:: Materials provided

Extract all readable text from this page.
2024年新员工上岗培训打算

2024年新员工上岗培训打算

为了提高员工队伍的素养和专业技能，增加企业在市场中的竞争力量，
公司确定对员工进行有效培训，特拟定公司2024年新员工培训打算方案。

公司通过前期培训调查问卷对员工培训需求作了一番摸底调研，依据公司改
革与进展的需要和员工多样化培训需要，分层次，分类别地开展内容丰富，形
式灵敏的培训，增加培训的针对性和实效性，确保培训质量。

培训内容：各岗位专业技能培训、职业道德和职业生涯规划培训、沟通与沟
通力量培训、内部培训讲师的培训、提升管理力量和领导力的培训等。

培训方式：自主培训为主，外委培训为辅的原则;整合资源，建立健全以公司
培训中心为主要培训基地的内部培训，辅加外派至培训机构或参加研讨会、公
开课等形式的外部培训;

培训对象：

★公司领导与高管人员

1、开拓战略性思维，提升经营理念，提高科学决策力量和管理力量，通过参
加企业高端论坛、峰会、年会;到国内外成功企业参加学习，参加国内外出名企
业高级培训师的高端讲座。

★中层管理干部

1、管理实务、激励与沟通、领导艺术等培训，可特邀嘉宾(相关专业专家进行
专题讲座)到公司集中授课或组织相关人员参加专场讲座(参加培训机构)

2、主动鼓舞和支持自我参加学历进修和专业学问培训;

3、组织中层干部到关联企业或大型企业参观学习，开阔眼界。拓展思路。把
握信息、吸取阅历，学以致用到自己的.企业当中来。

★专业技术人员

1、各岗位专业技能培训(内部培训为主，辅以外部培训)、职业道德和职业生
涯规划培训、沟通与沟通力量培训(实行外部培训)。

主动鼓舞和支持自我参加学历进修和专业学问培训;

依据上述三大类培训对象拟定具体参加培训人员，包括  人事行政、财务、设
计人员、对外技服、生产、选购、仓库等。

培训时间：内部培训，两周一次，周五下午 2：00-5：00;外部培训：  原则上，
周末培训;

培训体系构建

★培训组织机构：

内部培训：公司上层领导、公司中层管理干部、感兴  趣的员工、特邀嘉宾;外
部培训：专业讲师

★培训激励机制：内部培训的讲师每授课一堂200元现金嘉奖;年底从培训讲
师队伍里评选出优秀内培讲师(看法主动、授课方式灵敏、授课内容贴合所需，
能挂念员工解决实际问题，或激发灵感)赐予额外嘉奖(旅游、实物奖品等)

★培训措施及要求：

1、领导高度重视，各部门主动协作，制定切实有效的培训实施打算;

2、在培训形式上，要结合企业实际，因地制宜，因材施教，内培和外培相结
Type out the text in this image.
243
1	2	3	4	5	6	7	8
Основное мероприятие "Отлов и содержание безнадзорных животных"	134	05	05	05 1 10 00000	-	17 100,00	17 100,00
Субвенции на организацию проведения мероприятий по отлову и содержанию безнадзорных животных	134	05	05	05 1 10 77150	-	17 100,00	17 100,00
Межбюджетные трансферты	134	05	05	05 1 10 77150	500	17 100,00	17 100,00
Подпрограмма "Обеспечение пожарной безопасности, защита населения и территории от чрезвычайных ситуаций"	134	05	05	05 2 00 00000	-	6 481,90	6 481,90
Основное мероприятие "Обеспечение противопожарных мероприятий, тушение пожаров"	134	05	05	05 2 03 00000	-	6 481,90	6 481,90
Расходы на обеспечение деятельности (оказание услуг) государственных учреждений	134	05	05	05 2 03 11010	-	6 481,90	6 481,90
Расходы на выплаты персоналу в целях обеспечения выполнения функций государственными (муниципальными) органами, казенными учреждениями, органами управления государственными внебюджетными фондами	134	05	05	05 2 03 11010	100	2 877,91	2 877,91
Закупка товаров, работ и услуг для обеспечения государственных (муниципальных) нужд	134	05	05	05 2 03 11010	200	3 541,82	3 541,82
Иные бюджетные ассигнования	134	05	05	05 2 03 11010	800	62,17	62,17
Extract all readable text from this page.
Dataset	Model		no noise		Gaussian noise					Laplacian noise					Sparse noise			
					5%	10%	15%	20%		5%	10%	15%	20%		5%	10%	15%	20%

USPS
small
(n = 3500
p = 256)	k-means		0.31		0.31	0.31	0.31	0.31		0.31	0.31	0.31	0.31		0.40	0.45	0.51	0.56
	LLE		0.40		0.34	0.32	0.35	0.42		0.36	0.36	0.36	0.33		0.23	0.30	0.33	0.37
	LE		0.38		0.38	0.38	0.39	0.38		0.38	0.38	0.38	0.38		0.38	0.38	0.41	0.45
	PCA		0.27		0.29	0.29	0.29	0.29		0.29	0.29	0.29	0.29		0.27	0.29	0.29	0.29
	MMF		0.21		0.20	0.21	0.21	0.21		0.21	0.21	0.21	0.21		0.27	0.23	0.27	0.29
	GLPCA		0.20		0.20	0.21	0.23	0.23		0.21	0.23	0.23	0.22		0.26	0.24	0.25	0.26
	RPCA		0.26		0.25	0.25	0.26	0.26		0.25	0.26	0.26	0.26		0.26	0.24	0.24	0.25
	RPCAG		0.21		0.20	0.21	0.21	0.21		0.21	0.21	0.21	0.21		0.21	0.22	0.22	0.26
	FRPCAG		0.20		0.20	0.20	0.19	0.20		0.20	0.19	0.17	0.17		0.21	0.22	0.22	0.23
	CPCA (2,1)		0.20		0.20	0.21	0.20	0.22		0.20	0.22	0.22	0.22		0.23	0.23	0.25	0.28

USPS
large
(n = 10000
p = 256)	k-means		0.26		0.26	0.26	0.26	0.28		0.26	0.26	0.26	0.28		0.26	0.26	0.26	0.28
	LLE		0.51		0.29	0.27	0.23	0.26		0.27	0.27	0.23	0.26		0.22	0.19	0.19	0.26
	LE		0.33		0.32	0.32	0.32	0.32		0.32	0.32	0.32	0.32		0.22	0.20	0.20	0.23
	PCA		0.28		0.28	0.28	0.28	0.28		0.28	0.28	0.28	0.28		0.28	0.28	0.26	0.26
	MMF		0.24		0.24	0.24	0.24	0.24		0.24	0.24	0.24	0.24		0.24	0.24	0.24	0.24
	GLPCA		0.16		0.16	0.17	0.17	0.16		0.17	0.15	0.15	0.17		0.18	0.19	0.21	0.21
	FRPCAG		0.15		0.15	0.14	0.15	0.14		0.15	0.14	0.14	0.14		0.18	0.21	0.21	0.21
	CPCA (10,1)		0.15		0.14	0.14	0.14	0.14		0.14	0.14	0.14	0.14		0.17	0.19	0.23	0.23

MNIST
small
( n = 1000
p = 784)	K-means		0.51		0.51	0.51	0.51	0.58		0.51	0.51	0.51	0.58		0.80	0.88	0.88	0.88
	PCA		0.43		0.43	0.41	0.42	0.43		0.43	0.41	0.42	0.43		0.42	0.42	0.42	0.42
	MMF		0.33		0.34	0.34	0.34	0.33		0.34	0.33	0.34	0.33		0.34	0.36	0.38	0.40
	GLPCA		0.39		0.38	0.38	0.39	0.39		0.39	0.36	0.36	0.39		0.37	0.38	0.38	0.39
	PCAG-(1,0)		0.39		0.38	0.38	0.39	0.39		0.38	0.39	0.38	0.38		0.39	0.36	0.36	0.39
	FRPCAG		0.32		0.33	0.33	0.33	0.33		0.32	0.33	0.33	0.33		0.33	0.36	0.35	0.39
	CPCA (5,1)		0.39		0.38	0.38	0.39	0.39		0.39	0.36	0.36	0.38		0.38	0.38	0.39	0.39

::::

> [Task goal]
Reproduce all of the entries word for word.

> [The output]
Extract all readable text from this page.
2024年新员工上岗培训打算

2024年新员工上岗培训打算

为了提高员工队伍的素养和专业技能，增加企业在市场中的竞争力量，
公司确定对员工进行有效培训，特拟定公司2024年新员工培训打算方案。

公司通过前期培训调查问卷对员工培训需求作了一番摸底调研，依据公司改
革与进展的需要和员工多样化培训需要，分层次，分类别地开展内容丰富，形
式灵敏的培训，增加培训的针对性和实效性，确保培训质量。

培训内容：各岗位专业技能培训、职业道德和职业生涯规划培训、沟通与沟
通力量培训、内部培训讲师的培训、提升管理力量和领导力的培训等。

培训方式：自主培训为主，外委培训为辅的原则;整合资源，建立健全以公司
培训中心为主要培训基地的内部培训，辅加外派至培训机构或参加研讨会、公
开课等形式的外部培训;

培训对象：

★公司领导与高管人员

1、开拓战略性思维，提升经营理念，提高科学决策力量和管理力量，通过参
加企业高端论坛、峰会、年会;到国内外成功企业参加学习，参加国内外出名企
业高级培训师的高端讲座。

★中层管理干部

1、管理实务、激励与沟通、领导艺术等培训，可特邀嘉宾(相关专业专家进行
专题讲座)到公司集中授课或组织相关人员参加专场讲座(参加培训机构)

2、主动鼓舞和支持自我参加学历进修和专业学问培训;

3、组织中层干部到关联企业或大型企业参观学习，开阔眼界。拓展思路。把
握信息、吸取阅历，学以致用到自己的.企业当中来。

★专业技术人员

1、各岗位专业技能培训(内部培训为主，辅以外部培训)、职业道德和职业生
涯规划培训、沟通与沟通力量培训(实行外部培训)。

主动鼓舞和支持自我参加学历进修和专业学问培训;

依据上述三大类培训对象拟定具体参加培训人员，包括  人事行政、财务、设
计人员、对外技服、生产、选购、仓库等。

培训时间：内部培训，两周一次，周五下午 2：00-5：00;外部培训：  原则上，
周末培训;

培训体系构建

★培训组织机构：

内部培训：公司上层领导、公司中层管理干部、感兴  趣的员工、特邀嘉宾;外
部培训：专业讲师

★培训激励机制：内部培训的讲师每授课一堂200元现金嘉奖;年底从培训讲
师队伍里评选出优秀内培讲师(看法主动、授课方式灵敏、授课内容贴合所需，
能挂念员工解决实际问题，或激发灵感)赐予额外嘉奖(旅游、实物奖品等)

★培训措施及要求：

1、领导高度重视，各部门主动协作，制定切实有效的培训实施打算;

2、在培训形式上，要结合企业实际，因地制宜，因材施教，内培和外培相结
Type out the text in this image.
243
1	2	3	4	5	6	7	8
Основное мероприятие "Отлов и содержание безнадзорных животных"	134	05	05	05 1 10 00000	-	17 100,00	17 100,00
Субвенции на организацию проведения мероприятий по отлову и содержанию безнадзорных животных	134	05	05	05 1 10 77150	-	17 100,00	17 100,00
Межбюджетные трансферты	134	05	05	05 1 10 77150	500	17 100,00	17 100,00
Подпрограмма "Обеспечение пожарной безопасности, защита населения и территории от чрезвычайных ситуаций"	134	05	05	05 2 00 00000	-	6 481,90	6 481,90
Основное мероприятие "Обеспечение противопожарных мероприятий, тушение пожаров"	134	05	05	05 2 03 00000	-	6 481,90	6 481,90
Расходы на обеспечение деятельности (оказание услуг) государственных учреждений	134	05	05	05 2 03 11010	-	6 481,90	6 481,90
Расходы на выплаты персоналу в целях обеспечения выполнения функций государственными (муниципальными) органами, казенными учреждениями, органами управления государственными внебюджетными фондами	134	05	05	05 2 03 11010	100	2 877,91	2 877,91
Закупка товаров, работ и услуг для обеспечения государственных (муниципальных) нужд	134	05	05	05 2 03 11010	200	3 541,82	3 541,82
Иные бюджетные ассигнования	134	05	05	05 2 03 11010	800	62,17	62,17
Extract all readable text from this page.
Dataset	Model		no noise		Gaussian noise					Laplacian noise					Sparse noise			
					5%	10%	15%	20%		5%	10%	15%	20%		5%	10%	15%	20%

USPS
small
(n = 3500
p = 256)	k-means		0.31		0.31	0.31	0.31	0.31		0.31	0.31	0.31	0.31		0.40	0.45	0.51	0.56
	LLE		0.40		0.34	0.32	0.35	0.42		0.36	0.36	0.36	0.33		0.23	0.30	0.33	0.37
	LE		0.38		0.38	0.38	0.39	0.38		0.38	0.38	0.38	0.38		0.38	0.38	0.41	0.45
	PCA		0.27		0.29	0.29	0.29	0.29		0.29	0.29	0.29	0.29		0.27	0.29	0.29	0.29
	MMF		0.21		0.20	0.21	0.21	0.21		0.21	0.21	0.21	0.21		0.27	0.23	0.27	0.29
	GLPCA		0.20		0.20	0.21	0.23	0.23		0.21	0.23	0.23	0.22		0.26	0.24	0.25	0.26
	RPCA		0.26		0.25	0.25	0.26	0.26		0.25	0.26	0.26	0.26		0.26	0.24	0.24	0.25
	RPCAG		0.21		0.20	0.21	0.21	0.21		0.21	0.21	0.21	0.21		0.21	0.22	0.22	0.26
	FRPCAG		0.20		0.20	0.20	0.19	0.20		0.20	0.19	0.17	0.17		0.21	0.22	0.22	0.23
	CPCA (2,1)		0.20		0.20	0.21	0.20	0.22		0.20	0.22	0.22	0.22		0.23	0.23	0.25	0.28

USPS
large
(n = 10000
p = 256)	k-means		0.26		0.26	0.26	0.26	0.28		0.26	0.26	0.26	0.28		0.26	0.26	0.26	0.28
	LLE		0.51		0.29	0.27	0.23	0.26		0.27	0.27	0.23	0.26		0.22	0.19	0.19	0.26
	LE		0.33		0.32	0.32	0.32	0.32		0.32	0.32	0.32	0.32		0.22	0.20	0.20	0.23
	PCA		0.28		0.28	0.28	0.28	0.28		0.28	0.28	0.28	0.28		0.28	0.28	0.26	0.26
	MMF		0.24		0.24	0.24	0.24	0.24		0.24	0.24	0.24	0.24		0.24	0.24	0.24	0.24
	GLPCA		0.16		0.16	0.17	0.17	0.16		0.17	0.15	0.15	0.17		0.18	0.19	0.21	0.21
	FRPCAG		0.15		0.15	0.14	0.15	0.14		0.15	0.14	0.14	0.14		0.18	0.21	0.21	0.21
	CPCA (10,1)		0.15		0.14	0.14	0.14	0.14		0.14	0.14	0.14	0.14		0.17	0.19	0.23	0.23

MNIST
small
( n = 1000
p = 784)	K-means		0.51		0.51	0.51	0.51	0.58		0.51	0.51	0.51	0.58		0.80	0.88	0.88	0.88
	PCA		0.43		0.43	0.41	0.42	0.43		0.43	0.41	0.42	0.43		0.42	0.42	0.42	0.42
	MMF		0.33		0.34	0.34	0.34	0.33		0.34	0.33	0.34	0.33		0.34	0.36	0.38	0.40
	GLPCA		0.39		0.38	0.38	0.39	0.39		0.39	0.36	0.36	0.39		0.37	0.38	0.38	0.39
	PCAG-(1,0)		0.39		0.38	0.38	0.39	0.39		0.38	0.39	0.38	0.38		0.39	0.36	0.36	0.39
	FRPCAG		0.32		0.33	0.33	0.33	0.33		0.32	0.33	0.33	0.33		0.33	0.36	0.35	0.39
	CPCA (5,1)		0.39		0.38	0.38	0.39	0.39		0.39	0.36	0.36	0.38		0.38	0.38	0.39	0.39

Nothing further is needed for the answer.